[Records from a data source]
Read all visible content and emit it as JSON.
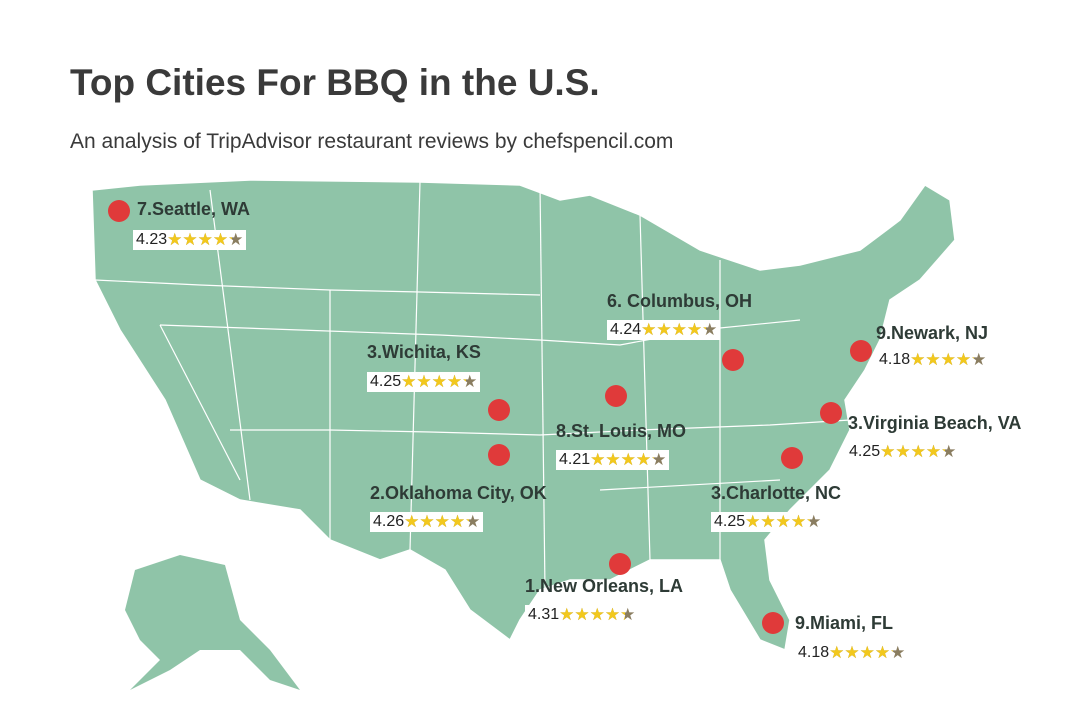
{
  "title": "Top Cities For BBQ in the U.S.",
  "subtitle": "An analysis of TripAdvisor restaurant reviews by chefspencil.com",
  "colors": {
    "land": "#8fc4a8",
    "border": "#ffffff",
    "marker": "#e03a3a",
    "star": "#f2c81d"
  },
  "cities": [
    {
      "label": "7.Seattle, WA",
      "rating": "4.23"
    },
    {
      "label": "6. Columbus, OH",
      "rating": "4.24"
    },
    {
      "label": "9.Newark, NJ",
      "rating": "4.18"
    },
    {
      "label": "3.Wichita, KS",
      "rating": "4.25"
    },
    {
      "label": "8.St. Louis, MO",
      "rating": "4.21"
    },
    {
      "label": "3.Virginia Beach, VA",
      "rating": "4.25"
    },
    {
      "label": "2.Oklahoma City, OK",
      "rating": "4.26"
    },
    {
      "label": "3.Charlotte, NC",
      "rating": "4.25"
    },
    {
      "label": "1.New Orleans, LA",
      "rating": "4.31"
    },
    {
      "label": "9.Miami, FL",
      "rating": "4.18"
    }
  ]
}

Problem details: Find the word "label" in the records and pull out each line that has it.

Task answer:
      "label": "7.Seattle, WA",
      "label": "6. Columbus, OH",
      "label": "9.Newark, NJ",
      "label": "3.Wichita, KS",
      "label": "8.St. Louis, MO",
      "label": "3.Virginia Beach, VA",
      "label": "2.Oklahoma City, OK",
      "label": "3.Charlotte, NC",
      "label": "1.New Orleans, LA",
      "label": "9.Miami, FL",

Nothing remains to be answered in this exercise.